[WRITTEN INSTRUCTION]: Identify and pull out each line of the entries in which "title" occurs.

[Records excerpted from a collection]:
_ _ _

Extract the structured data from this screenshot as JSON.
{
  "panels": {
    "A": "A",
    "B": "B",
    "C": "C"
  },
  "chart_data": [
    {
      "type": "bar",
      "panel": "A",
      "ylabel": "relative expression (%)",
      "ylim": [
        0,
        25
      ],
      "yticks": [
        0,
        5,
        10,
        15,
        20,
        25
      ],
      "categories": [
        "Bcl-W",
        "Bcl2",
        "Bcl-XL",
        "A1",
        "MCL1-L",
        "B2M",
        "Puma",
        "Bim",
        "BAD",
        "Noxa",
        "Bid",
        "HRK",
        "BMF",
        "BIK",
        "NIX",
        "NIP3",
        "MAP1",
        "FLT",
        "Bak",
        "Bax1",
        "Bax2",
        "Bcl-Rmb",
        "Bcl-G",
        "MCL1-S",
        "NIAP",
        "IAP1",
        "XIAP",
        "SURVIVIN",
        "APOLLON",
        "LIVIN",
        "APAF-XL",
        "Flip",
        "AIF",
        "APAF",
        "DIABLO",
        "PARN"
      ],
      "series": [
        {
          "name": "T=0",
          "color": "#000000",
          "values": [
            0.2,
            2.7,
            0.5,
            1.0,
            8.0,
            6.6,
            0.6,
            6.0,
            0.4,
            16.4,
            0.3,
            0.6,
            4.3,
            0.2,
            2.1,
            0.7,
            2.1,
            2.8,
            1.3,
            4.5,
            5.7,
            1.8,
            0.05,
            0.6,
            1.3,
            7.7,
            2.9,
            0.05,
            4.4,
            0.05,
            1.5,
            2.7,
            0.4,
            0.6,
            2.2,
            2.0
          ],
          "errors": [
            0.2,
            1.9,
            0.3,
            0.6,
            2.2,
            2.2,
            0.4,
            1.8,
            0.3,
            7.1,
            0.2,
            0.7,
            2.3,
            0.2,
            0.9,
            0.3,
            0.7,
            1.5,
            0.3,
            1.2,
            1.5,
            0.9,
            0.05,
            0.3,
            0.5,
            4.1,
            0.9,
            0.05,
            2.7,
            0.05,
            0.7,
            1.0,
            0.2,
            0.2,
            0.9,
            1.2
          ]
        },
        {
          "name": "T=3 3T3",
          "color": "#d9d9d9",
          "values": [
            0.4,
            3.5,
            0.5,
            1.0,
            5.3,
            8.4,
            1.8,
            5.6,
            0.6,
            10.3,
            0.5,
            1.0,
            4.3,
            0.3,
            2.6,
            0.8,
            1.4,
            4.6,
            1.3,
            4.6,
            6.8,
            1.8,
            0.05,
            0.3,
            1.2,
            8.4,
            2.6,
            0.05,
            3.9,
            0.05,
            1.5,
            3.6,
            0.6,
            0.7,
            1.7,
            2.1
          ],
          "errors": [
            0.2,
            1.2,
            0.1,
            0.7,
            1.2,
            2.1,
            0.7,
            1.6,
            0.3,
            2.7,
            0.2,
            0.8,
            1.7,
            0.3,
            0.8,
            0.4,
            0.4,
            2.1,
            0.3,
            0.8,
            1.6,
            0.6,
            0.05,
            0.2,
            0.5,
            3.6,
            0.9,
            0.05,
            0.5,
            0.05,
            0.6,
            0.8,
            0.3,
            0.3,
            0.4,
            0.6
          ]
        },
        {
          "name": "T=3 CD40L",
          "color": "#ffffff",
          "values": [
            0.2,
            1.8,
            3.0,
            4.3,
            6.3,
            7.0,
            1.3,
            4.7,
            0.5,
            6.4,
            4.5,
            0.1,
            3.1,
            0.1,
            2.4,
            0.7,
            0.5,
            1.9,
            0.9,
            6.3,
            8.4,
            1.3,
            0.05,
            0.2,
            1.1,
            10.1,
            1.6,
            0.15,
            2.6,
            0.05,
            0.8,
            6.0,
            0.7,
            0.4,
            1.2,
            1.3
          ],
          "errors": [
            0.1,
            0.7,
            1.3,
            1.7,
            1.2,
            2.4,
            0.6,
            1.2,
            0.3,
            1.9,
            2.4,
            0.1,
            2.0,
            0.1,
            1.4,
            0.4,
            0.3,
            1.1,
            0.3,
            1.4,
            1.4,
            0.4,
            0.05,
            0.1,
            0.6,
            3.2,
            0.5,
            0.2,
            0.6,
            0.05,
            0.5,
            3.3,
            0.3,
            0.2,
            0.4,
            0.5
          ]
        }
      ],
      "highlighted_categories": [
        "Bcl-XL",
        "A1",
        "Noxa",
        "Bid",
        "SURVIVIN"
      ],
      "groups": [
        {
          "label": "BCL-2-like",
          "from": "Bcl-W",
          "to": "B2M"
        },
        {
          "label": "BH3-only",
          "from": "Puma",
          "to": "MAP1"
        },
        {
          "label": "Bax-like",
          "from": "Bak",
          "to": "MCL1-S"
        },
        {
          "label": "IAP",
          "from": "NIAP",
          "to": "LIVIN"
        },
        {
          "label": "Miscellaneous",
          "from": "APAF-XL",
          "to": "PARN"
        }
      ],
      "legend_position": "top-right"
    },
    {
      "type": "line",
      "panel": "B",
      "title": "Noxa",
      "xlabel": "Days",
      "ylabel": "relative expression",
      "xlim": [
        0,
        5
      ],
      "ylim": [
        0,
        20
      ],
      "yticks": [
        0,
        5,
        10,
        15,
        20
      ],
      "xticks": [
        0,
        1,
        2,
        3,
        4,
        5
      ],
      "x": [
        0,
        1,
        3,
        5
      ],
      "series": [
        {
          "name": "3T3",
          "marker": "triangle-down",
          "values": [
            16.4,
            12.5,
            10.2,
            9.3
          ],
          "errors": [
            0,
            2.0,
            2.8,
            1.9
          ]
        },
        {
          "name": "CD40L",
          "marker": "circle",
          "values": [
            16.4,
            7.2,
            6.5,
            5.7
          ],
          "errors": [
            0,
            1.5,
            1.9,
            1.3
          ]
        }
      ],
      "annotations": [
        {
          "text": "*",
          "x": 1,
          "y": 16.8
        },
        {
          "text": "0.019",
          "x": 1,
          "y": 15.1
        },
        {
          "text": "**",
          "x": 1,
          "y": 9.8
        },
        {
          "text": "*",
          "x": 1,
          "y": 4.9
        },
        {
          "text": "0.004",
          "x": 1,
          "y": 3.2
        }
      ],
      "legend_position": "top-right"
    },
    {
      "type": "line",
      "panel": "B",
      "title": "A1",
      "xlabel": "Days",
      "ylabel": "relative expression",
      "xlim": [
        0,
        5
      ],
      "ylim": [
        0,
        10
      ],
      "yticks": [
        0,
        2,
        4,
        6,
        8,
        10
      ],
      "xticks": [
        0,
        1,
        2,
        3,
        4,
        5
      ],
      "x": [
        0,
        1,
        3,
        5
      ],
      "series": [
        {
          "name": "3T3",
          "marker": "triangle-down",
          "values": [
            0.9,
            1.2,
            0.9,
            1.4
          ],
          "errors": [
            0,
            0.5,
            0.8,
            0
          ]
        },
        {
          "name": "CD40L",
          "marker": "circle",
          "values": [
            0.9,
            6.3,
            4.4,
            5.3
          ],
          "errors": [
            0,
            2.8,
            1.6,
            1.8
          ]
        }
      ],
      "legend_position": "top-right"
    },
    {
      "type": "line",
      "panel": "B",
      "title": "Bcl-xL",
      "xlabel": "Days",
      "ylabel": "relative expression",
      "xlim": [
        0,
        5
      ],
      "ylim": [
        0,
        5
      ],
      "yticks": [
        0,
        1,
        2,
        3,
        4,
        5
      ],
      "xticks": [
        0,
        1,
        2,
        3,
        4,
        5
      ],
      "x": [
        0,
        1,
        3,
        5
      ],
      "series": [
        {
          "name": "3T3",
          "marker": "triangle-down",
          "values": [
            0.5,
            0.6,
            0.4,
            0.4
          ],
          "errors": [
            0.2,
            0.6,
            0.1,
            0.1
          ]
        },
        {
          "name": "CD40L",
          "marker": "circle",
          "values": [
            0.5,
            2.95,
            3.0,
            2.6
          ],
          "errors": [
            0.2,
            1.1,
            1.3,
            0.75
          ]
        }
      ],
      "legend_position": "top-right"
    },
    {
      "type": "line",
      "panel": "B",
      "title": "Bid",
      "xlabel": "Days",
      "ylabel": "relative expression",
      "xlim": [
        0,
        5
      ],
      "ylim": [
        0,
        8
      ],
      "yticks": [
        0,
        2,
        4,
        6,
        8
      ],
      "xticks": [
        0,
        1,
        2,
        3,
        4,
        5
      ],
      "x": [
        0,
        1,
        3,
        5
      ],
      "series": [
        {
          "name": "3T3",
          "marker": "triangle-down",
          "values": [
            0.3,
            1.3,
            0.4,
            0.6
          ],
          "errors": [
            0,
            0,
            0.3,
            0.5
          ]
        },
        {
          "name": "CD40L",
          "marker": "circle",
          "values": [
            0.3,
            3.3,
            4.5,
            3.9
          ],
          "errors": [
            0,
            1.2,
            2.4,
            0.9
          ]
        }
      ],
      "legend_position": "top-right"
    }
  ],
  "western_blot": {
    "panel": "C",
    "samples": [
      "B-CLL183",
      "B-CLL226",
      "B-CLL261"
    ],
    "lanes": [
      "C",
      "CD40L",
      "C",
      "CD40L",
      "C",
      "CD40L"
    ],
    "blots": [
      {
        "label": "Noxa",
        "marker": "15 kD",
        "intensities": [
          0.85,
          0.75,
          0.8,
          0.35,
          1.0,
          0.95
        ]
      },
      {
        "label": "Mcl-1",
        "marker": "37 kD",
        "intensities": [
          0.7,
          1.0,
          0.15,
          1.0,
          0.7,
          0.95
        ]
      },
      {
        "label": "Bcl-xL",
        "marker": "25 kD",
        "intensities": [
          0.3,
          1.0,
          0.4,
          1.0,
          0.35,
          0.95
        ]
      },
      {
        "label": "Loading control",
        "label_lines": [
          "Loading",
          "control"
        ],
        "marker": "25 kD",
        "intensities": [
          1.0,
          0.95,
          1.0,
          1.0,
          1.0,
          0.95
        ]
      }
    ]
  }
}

_ _ _

[RESULT FOR THIS TASK]:
      "title": "Noxa",
      "title": "A1",
      "title": "Bcl-xL",
      "title": "Bid",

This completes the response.